Start

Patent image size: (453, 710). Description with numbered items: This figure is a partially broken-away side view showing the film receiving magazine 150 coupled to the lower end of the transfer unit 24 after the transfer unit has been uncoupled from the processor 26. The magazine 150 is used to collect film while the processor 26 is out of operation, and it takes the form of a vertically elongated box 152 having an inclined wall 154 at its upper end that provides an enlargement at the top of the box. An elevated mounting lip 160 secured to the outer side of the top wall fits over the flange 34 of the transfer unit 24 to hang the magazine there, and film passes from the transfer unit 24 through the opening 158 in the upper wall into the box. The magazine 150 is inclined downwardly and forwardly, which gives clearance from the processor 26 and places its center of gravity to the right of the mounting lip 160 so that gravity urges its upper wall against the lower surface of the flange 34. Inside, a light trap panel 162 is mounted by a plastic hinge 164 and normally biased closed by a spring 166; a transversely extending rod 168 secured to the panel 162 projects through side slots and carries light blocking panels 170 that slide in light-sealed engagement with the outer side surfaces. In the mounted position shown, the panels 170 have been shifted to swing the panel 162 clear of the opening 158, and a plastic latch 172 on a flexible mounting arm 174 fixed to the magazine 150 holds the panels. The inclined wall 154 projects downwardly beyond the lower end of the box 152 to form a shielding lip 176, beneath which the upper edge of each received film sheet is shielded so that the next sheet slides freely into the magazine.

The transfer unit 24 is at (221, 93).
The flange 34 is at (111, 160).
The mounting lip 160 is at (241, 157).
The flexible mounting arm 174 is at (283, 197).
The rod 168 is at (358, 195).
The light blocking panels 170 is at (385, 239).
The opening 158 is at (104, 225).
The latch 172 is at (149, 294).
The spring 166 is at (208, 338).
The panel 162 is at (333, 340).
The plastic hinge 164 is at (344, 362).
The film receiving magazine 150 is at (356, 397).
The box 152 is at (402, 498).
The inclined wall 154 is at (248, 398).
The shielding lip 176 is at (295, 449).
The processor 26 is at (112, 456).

End

◆ What the task asks ◆
Revise the data from the beginning through the line containing "The shielding lip 176 is at (295, 449).", replacing "partially broken-away" with "partly cut-away" and leaving everything else unchanged.

◆ Right answer ◆
Patent image size: (453, 710). Description with numbered items: This figure is a partly cut-away side view showing the film receiving magazine 150 coupled to the lower end of the transfer unit 24 after the transfer unit has been uncoupled from the processor 26. The magazine 150 is used to collect film while the processor 26 is out of operation, and it takes the form of a vertically elongated box 152 having an inclined wall 154 at its upper end that provides an enlargement at the top of the box. An elevated mounting lip 160 secured to the outer side of the top wall fits over the flange 34 of the transfer unit 24 to hang the magazine there, and film passes from the transfer unit 24 through the opening 158 in the upper wall into the box. The magazine 150 is inclined downwardly and forwardly, which gives clearance from the processor 26 and places its center of gravity to the right of the mounting lip 160 so that gravity urges its upper wall against the lower surface of the flange 34. Inside, a light trap panel 162 is mounted by a plastic hinge 164 and normally biased closed by a spring 166; a transversely extending rod 168 secured to the panel 162 projects through side slots and carries light blocking panels 170 that slide in light-sealed engagement with the outer side surfaces. In the mounted position shown, the panels 170 have been shifted to swing the panel 162 clear of the opening 158, and a plastic latch 172 on a flexible mounting arm 174 fixed to the magazine 150 holds the panels. The inclined wall 154 projects downwardly beyond the lower end of the box 152 to form a shielding lip 176, beneath which the upper edge of each received film sheet is shielded so that the next sheet slides freely into the magazine.

The transfer unit 24 is at (221, 93).
The flange 34 is at (111, 160).
The mounting lip 160 is at (241, 157).
The flexible mounting arm 174 is at (283, 197).
The rod 168 is at (358, 195).
The light blocking panels 170 is at (385, 239).
The opening 158 is at (104, 225).
The latch 172 is at (149, 294).
The spring 166 is at (208, 338).
The panel 162 is at (333, 340).
The plastic hinge 164 is at (344, 362).
The film receiving magazine 150 is at (356, 397).
The box 152 is at (402, 498).
The inclined wall 154 is at (248, 398).
The shielding lip 176 is at (295, 449).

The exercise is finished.